━━━━━ Material

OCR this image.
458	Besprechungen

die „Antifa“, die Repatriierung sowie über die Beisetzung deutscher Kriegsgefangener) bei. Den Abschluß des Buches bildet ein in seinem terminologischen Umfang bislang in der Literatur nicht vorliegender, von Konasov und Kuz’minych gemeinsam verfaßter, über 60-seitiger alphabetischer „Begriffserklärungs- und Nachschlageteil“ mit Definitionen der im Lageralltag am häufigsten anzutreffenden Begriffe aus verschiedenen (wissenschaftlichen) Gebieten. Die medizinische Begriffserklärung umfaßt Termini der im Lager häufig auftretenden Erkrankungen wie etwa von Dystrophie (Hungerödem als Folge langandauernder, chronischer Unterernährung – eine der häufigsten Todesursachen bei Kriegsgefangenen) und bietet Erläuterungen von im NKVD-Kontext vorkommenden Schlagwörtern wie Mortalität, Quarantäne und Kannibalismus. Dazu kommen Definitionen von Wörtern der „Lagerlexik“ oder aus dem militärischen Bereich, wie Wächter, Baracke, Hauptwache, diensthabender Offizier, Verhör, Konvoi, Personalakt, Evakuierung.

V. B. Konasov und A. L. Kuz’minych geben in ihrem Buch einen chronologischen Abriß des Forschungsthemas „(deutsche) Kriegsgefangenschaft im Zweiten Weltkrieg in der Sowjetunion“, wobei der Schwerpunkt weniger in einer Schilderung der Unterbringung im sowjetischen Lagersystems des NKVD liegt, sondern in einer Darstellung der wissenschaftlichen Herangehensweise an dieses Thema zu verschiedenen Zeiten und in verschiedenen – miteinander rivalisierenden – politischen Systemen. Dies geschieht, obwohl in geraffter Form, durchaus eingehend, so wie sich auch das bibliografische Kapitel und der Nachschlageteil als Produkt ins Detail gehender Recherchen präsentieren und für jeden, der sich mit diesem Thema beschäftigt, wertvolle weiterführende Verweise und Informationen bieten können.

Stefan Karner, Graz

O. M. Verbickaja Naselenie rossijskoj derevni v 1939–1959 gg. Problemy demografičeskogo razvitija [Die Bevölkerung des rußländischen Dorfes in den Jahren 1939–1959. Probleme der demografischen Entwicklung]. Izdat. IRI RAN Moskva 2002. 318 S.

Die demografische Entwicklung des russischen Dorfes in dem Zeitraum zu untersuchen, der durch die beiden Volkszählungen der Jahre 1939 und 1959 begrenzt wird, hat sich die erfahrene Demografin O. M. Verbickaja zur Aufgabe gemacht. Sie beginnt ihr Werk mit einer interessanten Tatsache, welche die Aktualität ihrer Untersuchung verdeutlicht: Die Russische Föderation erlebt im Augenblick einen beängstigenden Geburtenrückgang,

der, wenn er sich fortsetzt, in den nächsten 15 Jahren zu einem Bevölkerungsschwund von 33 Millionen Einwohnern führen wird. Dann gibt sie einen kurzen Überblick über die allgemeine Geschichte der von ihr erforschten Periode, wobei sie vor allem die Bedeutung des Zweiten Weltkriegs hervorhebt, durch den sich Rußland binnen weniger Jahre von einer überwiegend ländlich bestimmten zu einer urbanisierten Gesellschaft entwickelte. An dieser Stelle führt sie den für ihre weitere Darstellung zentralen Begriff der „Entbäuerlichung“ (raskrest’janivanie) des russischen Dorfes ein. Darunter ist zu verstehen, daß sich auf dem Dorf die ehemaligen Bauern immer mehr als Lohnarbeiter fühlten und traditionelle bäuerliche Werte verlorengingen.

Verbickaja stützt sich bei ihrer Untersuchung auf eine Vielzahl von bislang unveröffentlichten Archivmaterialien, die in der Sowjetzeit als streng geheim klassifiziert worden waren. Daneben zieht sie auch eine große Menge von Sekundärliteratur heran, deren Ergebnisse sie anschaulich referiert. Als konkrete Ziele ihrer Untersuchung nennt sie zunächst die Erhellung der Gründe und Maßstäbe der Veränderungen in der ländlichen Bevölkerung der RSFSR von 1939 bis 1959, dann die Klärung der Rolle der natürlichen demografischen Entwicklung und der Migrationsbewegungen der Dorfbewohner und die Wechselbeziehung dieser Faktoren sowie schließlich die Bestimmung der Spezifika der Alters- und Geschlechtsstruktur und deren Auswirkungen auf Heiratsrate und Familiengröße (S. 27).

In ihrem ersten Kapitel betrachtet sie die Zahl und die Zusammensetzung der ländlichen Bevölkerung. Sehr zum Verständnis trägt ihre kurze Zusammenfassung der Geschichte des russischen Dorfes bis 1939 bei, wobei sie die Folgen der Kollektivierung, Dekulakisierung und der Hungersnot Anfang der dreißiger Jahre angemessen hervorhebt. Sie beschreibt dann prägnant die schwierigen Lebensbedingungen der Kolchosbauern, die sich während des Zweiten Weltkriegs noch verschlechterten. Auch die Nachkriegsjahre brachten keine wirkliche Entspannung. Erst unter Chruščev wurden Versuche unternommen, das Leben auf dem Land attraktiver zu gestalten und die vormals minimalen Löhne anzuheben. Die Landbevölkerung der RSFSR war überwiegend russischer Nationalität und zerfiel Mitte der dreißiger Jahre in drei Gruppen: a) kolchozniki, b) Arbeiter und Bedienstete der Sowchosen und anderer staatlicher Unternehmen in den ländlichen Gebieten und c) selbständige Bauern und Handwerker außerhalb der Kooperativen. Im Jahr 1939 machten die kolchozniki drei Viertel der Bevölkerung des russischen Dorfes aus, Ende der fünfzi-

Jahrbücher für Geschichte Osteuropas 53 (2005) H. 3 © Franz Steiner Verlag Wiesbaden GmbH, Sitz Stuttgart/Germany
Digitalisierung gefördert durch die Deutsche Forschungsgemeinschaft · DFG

━━━━━━━━━━

• Objective
Reproduce each line verbatim.

• Result of the exercise
OCR this image.
458	Besprechungen

die „Antifa“, die Repatriierung sowie über die Beisetzung deutscher Kriegsgefangener) bei. Den Abschluß des Buches bildet ein in seinem terminologischen Umfang bislang in der Literatur nicht vorliegender, von Konasov und Kuz’minych gemeinsam verfaßter, über 60-seitiger alphabetischer „Begriffserklärungs- und Nachschlageteil“ mit Definitionen der im Lageralltag am häufigsten anzutreffenden Begriffe aus verschiedenen (wissenschaftlichen) Gebieten. Die medizinische Begriffserklärung umfaßt Termini der im Lager häufig auftretenden Erkrankungen wie etwa von Dystrophie (Hungerödem als Folge langandauernder, chronischer Unterernährung – eine der häufigsten Todesursachen bei Kriegsgefangenen) und bietet Erläuterungen von im NKVD-Kontext vorkommenden Schlagwörtern wie Mortalität, Quarantäne und Kannibalismus. Dazu kommen Definitionen von Wörtern der „Lagerlexik“ oder aus dem militärischen Bereich, wie Wächter, Baracke, Hauptwache, diensthabender Offizier, Verhör, Konvoi, Personalakt, Evakuierung.

V. B. Konasov und A. L. Kuz’minych geben in ihrem Buch einen chronologischen Abriß des Forschungsthemas „(deutsche) Kriegsgefangenschaft im Zweiten Weltkrieg in der Sowjetunion“, wobei der Schwerpunkt weniger in einer Schilderung der Unterbringung im sowjetischen Lagersystems des NKVD liegt, sondern in einer Darstellung der wissenschaftlichen Herangehensweise an dieses Thema zu verschiedenen Zeiten und in verschiedenen – miteinander rivalisierenden – politischen Systemen. Dies geschieht, obwohl in geraffter Form, durchaus eingehend, so wie sich auch das bibliografische Kapitel und der Nachschlageteil als Produkt ins Detail gehender Recherchen präsentieren und für jeden, der sich mit diesem Thema beschäftigt, wertvolle weiterführende Verweise und Informationen bieten können.

Stefan Karner, Graz

O. M. Verbickaja Naselenie rossijskoj derevni v 1939–1959 gg. Problemy demografičeskogo razvitija [Die Bevölkerung des rußländischen Dorfes in den Jahren 1939–1959. Probleme der demografischen Entwicklung]. Izdat. IRI RAN Moskva 2002. 318 S.

Die demografische Entwicklung des russischen Dorfes in dem Zeitraum zu untersuchen, der durch die beiden Volkszählungen der Jahre 1939 und 1959 begrenzt wird, hat sich die erfahrene Demografin O. M. Verbickaja zur Aufgabe gemacht. Sie beginnt ihr Werk mit einer interessanten Tatsache, welche die Aktualität ihrer Untersuchung verdeutlicht: Die Russische Föderation erlebt im Augenblick einen beängstigenden Geburtenrückgang,

der, wenn er sich fortsetzt, in den nächsten 15 Jahren zu einem Bevölkerungsschwund von 33 Millionen Einwohnern führen wird. Dann gibt sie einen kurzen Überblick über die allgemeine Geschichte der von ihr erforschten Periode, wobei sie vor allem die Bedeutung des Zweiten Weltkriegs hervorhebt, durch den sich Rußland binnen weniger Jahre von einer überwiegend ländlich bestimmten zu einer urbanisierten Gesellschaft entwickelte. An dieser Stelle führt sie den für ihre weitere Darstellung zentralen Begriff der „Entbäuerlichung“ (raskrest’janivanie) des russischen Dorfes ein. Darunter ist zu verstehen, daß sich auf dem Dorf die ehemaligen Bauern immer mehr als Lohnarbeiter fühlten und traditionelle bäuerliche Werte verlorengingen.

Verbickaja stützt sich bei ihrer Untersuchung auf eine Vielzahl von bislang unveröffentlichten Archivmaterialien, die in der Sowjetzeit als streng geheim klassifiziert worden waren. Daneben zieht sie auch eine große Menge von Sekundärliteratur heran, deren Ergebnisse sie anschaulich referiert. Als konkrete Ziele ihrer Untersuchung nennt sie zunächst die Erhellung der Gründe und Maßstäbe der Veränderungen in der ländlichen Bevölkerung der RSFSR von 1939 bis 1959, dann die Klärung der Rolle der natürlichen demografischen Entwicklung und der Migrationsbewegungen der Dorfbewohner und die Wechselbeziehung dieser Faktoren sowie schließlich die Bestimmung der Spezifika der Alters- und Geschlechtsstruktur und deren Auswirkungen auf Heiratsrate und Familiengröße (S. 27).

In ihrem ersten Kapitel betrachtet sie die Zahl und die Zusammensetzung der ländlichen Bevölkerung. Sehr zum Verständnis trägt ihre kurze Zusammenfassung der Geschichte des russischen Dorfes bis 1939 bei, wobei sie die Folgen der Kollektivierung, Dekulakisierung und der Hungersnot Anfang der dreißiger Jahre angemessen hervorhebt. Sie beschreibt dann prägnant die schwierigen Lebensbedingungen der Kolchosbauern, die sich während des Zweiten Weltkriegs noch verschlechterten. Auch die Nachkriegsjahre brachten keine wirkliche Entspannung. Erst unter Chruščev wurden Versuche unternommen, das Leben auf dem Land attraktiver zu gestalten und die vormals minimalen Löhne anzuheben. Die Landbevölkerung der RSFSR war überwiegend russischer Nationalität und zerfiel Mitte der dreißiger Jahre in drei Gruppen: a) kolchozniki, b) Arbeiter und Bedienstete der Sowchosen und anderer staatlicher Unternehmen in den ländlichen Gebieten und c) selbständige Bauern und Handwerker außerhalb der Kooperativen. Im Jahr 1939 machten die kolchozniki drei Viertel der Bevölkerung des russischen Dorfes aus, Ende der fünfzi-

Jahrbücher für Geschichte Osteuropas 53 (2005) H. 3 © Franz Steiner Verlag Wiesbaden GmbH, Sitz Stuttgart/Germany
Digitalisierung gefördert durch die Deutsche Forschungsgemeinschaft · DFG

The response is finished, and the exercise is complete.